>> Begin Provided data

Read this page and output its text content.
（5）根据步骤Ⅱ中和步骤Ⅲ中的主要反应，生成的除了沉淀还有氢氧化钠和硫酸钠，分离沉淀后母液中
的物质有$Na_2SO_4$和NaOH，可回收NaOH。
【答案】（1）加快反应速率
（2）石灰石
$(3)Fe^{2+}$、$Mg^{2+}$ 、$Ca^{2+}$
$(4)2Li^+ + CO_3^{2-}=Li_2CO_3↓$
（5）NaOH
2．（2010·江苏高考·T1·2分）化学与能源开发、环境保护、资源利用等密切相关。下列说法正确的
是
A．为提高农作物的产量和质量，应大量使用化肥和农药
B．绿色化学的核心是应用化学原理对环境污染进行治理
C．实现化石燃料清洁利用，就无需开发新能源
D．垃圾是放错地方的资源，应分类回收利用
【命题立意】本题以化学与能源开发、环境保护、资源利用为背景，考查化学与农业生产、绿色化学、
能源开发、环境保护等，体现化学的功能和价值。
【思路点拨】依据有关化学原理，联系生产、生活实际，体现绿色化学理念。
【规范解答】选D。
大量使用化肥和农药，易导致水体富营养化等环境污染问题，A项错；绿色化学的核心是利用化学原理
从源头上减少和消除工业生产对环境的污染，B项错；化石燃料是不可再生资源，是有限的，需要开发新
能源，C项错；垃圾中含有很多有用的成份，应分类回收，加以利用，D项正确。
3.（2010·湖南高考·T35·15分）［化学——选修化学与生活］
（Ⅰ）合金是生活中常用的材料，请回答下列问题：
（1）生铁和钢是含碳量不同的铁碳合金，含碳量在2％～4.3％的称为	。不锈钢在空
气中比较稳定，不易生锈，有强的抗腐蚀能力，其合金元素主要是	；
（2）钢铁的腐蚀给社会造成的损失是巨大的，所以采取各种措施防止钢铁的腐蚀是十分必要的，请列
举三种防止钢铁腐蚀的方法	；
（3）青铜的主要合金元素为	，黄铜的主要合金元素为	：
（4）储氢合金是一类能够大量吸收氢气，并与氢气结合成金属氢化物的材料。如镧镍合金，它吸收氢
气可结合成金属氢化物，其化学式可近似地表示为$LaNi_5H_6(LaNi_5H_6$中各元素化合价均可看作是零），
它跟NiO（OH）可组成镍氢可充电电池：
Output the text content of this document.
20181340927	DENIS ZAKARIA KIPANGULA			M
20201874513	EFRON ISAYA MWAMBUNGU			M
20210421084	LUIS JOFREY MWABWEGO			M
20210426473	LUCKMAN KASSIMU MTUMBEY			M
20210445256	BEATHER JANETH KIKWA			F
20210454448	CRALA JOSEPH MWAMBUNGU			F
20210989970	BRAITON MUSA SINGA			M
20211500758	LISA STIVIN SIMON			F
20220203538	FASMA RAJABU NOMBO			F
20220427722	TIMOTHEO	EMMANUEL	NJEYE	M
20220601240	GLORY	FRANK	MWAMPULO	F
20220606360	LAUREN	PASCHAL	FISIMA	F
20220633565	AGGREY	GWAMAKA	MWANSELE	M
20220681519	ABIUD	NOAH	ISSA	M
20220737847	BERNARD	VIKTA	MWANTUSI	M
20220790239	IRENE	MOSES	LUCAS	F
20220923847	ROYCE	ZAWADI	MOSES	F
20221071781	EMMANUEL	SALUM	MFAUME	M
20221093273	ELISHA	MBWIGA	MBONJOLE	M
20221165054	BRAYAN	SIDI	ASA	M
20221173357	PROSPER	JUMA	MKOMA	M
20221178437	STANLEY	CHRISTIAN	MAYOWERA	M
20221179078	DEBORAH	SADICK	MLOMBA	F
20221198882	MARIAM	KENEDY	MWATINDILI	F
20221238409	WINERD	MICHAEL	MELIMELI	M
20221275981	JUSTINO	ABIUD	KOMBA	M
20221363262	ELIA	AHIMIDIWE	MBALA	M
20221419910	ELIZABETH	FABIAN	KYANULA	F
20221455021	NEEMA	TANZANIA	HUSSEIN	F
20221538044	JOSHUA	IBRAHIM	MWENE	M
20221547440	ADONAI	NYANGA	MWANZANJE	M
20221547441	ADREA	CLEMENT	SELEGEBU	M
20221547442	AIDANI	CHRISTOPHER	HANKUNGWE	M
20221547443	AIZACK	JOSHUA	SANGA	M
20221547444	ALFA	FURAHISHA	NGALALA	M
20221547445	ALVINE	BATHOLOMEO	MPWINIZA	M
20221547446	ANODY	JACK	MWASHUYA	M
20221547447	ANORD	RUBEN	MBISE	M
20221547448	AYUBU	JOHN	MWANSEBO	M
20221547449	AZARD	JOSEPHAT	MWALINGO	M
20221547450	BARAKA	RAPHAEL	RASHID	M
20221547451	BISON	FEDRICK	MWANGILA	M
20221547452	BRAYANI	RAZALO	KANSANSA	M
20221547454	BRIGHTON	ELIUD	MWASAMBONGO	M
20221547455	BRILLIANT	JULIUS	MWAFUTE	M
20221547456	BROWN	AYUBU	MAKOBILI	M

>> End Provided data

Aim: Locate the string "this" in the listing above and copy every line where it occurs.

Task output:
Read this page and output its text content.
Output the text content of this document.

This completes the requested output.